Short exercise: Every line must be returned precisely as it is written.

A block of data:
====================

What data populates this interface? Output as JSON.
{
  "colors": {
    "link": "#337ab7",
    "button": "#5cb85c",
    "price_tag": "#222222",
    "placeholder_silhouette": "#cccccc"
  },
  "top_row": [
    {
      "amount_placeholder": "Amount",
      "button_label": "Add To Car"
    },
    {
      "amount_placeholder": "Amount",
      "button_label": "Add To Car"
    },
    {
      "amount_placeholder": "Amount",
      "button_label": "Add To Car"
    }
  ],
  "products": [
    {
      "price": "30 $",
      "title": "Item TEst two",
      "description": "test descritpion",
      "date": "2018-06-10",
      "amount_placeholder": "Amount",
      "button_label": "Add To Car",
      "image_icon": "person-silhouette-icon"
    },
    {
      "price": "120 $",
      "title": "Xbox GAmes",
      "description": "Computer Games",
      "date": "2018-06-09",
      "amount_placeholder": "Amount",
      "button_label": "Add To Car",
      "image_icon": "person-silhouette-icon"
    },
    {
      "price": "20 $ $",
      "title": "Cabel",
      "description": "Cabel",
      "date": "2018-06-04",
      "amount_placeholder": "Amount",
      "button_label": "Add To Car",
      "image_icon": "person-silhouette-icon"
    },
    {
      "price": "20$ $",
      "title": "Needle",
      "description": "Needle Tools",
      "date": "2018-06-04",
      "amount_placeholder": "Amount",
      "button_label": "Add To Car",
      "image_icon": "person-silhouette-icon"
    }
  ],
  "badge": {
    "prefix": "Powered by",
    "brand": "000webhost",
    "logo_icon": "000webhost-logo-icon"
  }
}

====================

Response:
What data populates this interface? Output as JSON.
{
  "colors": {
    "link": "#337ab7",
    "button": "#5cb85c",
    "price_tag": "#222222",
    "placeholder_silhouette": "#cccccc"
  },
  "top_row": [
    {
      "amount_placeholder": "Amount",
      "button_label": "Add To Car"
    },
    {
      "amount_placeholder": "Amount",
      "button_label": "Add To Car"
    },
    {
      "amount_placeholder": "Amount",
      "button_label": "Add To Car"
    }
  ],
  "products": [
    {
      "price": "30 $",
      "title": "Item TEst two",
      "description": "test descritpion",
      "date": "2018-06-10",
      "amount_placeholder": "Amount",
      "button_label": "Add To Car",
      "image_icon": "person-silhouette-icon"
    },
    {
      "price": "120 $",
      "title": "Xbox GAmes",
      "description": "Computer Games",
      "date": "2018-06-09",
      "amount_placeholder": "Amount",
      "button_label": "Add To Car",
      "image_icon": "person-silhouette-icon"
    },
    {
      "price": "20 $ $",
      "title": "Cabel",
      "description": "Cabel",
      "date": "2018-06-04",
      "amount_placeholder": "Amount",
      "button_label": "Add To Car",
      "image_icon": "person-silhouette-icon"
    },
    {
      "price": "20$ $",
      "title": "Needle",
      "description": "Needle Tools",
      "date": "2018-06-04",
      "amount_placeholder": "Amount",
      "button_label": "Add To Car",
      "image_icon": "person-silhouette-icon"
    }
  ],
  "badge": {
    "prefix": "Powered by",
    "brand": "000webhost",
    "logo_icon": "000webhost-logo-icon"
  }
}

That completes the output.